If a line in the entries contains the word "ecologica", list it.
::::::::
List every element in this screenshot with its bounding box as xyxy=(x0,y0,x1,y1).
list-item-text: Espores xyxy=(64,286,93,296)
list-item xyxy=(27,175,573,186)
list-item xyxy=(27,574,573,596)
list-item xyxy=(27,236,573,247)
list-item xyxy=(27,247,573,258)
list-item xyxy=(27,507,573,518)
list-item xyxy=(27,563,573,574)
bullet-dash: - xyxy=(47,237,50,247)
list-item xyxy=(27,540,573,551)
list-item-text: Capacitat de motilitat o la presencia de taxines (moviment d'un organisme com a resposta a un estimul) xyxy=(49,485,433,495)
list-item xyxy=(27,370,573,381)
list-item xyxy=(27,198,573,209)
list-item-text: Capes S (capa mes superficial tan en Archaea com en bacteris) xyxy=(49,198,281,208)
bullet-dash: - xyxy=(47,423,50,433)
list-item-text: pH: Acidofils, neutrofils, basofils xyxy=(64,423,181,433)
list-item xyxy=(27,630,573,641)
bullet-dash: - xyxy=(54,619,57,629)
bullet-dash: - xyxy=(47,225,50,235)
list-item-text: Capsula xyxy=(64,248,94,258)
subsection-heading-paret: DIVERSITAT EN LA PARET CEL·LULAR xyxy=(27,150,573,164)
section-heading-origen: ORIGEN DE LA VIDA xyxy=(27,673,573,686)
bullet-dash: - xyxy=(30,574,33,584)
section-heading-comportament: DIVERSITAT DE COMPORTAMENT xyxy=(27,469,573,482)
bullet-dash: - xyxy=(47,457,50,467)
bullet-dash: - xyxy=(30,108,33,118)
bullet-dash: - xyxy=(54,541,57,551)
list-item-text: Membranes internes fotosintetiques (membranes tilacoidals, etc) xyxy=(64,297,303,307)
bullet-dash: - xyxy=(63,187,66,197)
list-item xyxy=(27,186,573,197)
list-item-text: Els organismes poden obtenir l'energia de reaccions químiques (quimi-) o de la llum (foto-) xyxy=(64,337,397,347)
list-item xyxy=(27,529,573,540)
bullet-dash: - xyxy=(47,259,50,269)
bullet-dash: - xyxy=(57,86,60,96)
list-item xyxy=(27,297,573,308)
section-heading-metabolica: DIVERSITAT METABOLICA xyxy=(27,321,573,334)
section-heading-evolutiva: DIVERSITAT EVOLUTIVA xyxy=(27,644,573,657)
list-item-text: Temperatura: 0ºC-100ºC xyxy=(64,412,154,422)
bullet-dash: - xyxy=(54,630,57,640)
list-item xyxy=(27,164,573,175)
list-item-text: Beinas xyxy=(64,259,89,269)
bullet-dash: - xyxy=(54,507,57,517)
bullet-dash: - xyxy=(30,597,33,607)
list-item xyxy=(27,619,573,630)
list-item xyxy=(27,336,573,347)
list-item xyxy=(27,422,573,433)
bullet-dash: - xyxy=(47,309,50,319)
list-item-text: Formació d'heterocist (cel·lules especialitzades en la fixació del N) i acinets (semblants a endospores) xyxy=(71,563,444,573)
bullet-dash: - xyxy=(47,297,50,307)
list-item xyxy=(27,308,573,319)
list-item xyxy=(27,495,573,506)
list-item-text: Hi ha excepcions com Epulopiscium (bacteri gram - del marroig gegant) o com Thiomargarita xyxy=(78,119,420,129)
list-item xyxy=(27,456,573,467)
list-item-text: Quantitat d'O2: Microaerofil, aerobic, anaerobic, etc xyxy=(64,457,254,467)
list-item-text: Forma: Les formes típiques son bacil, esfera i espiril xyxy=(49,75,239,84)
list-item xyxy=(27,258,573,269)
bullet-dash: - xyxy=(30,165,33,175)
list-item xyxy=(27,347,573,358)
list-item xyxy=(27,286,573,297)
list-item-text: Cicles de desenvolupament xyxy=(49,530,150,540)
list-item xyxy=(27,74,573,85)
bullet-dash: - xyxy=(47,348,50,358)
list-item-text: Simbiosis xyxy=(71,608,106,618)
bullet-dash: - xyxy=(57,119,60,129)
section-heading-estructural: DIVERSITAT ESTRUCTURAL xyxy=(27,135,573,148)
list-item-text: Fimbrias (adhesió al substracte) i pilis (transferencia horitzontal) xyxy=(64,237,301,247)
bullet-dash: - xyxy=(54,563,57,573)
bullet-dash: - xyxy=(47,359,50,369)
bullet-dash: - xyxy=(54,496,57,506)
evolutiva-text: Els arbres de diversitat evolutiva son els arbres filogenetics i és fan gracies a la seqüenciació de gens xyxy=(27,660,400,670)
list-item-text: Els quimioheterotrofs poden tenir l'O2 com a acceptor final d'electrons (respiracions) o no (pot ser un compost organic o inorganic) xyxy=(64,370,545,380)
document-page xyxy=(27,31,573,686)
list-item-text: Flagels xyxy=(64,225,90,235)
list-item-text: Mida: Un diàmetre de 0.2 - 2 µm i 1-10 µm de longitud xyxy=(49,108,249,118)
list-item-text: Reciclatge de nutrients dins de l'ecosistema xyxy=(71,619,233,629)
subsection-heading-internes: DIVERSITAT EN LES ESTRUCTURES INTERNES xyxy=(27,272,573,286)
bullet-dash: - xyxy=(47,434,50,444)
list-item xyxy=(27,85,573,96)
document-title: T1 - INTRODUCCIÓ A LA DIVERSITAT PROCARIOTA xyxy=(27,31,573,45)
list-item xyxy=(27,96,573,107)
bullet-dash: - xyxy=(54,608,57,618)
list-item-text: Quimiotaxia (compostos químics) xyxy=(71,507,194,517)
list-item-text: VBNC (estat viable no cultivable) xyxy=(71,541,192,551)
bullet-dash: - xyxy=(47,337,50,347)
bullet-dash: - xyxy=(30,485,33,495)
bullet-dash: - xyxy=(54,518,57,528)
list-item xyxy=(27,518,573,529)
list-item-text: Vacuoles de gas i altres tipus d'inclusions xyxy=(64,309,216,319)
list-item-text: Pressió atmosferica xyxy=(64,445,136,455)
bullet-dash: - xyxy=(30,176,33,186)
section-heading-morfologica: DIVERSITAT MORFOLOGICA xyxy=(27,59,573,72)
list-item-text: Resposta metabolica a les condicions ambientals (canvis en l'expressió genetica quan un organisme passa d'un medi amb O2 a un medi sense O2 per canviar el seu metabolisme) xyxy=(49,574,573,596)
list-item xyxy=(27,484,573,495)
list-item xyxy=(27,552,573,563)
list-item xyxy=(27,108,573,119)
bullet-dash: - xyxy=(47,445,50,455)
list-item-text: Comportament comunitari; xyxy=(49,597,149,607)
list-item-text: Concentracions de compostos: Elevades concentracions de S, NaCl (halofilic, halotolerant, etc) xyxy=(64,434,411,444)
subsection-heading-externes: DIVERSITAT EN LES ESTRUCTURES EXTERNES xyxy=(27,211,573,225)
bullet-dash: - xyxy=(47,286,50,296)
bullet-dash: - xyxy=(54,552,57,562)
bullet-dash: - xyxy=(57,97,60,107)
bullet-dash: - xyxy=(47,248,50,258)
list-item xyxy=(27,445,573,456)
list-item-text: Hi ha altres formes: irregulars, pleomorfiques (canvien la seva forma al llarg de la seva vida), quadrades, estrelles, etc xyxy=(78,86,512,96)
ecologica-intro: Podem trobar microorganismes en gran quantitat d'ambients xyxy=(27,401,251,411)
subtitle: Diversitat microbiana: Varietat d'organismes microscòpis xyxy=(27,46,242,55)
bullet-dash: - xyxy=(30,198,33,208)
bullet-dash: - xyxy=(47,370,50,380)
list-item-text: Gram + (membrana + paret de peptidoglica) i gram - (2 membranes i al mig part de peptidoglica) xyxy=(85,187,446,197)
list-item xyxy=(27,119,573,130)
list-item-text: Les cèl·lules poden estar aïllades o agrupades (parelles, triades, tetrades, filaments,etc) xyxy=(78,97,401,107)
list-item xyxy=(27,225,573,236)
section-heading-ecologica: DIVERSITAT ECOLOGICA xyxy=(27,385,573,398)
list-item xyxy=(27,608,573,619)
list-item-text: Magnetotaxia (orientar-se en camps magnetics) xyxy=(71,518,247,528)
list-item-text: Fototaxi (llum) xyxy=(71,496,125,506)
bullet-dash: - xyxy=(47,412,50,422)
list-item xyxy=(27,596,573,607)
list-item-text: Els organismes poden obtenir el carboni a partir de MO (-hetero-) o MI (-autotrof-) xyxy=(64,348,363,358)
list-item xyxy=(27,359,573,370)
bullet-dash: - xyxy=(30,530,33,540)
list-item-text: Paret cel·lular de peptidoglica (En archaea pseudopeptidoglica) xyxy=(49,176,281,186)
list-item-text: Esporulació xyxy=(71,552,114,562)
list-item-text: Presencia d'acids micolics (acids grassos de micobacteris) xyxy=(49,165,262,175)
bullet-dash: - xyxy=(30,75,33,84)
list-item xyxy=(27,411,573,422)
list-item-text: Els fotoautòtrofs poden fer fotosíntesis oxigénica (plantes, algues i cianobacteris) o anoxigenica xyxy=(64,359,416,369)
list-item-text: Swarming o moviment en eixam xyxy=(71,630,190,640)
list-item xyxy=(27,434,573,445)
::::::::
• **Output for this exercise**
ecologica-intro: Podem trobar microorganismes en gran quantitat d'ambients xyxy=(27,401,251,411)
section-heading-ecologica: DIVERSITAT ECOLOGICA xyxy=(27,385,573,398)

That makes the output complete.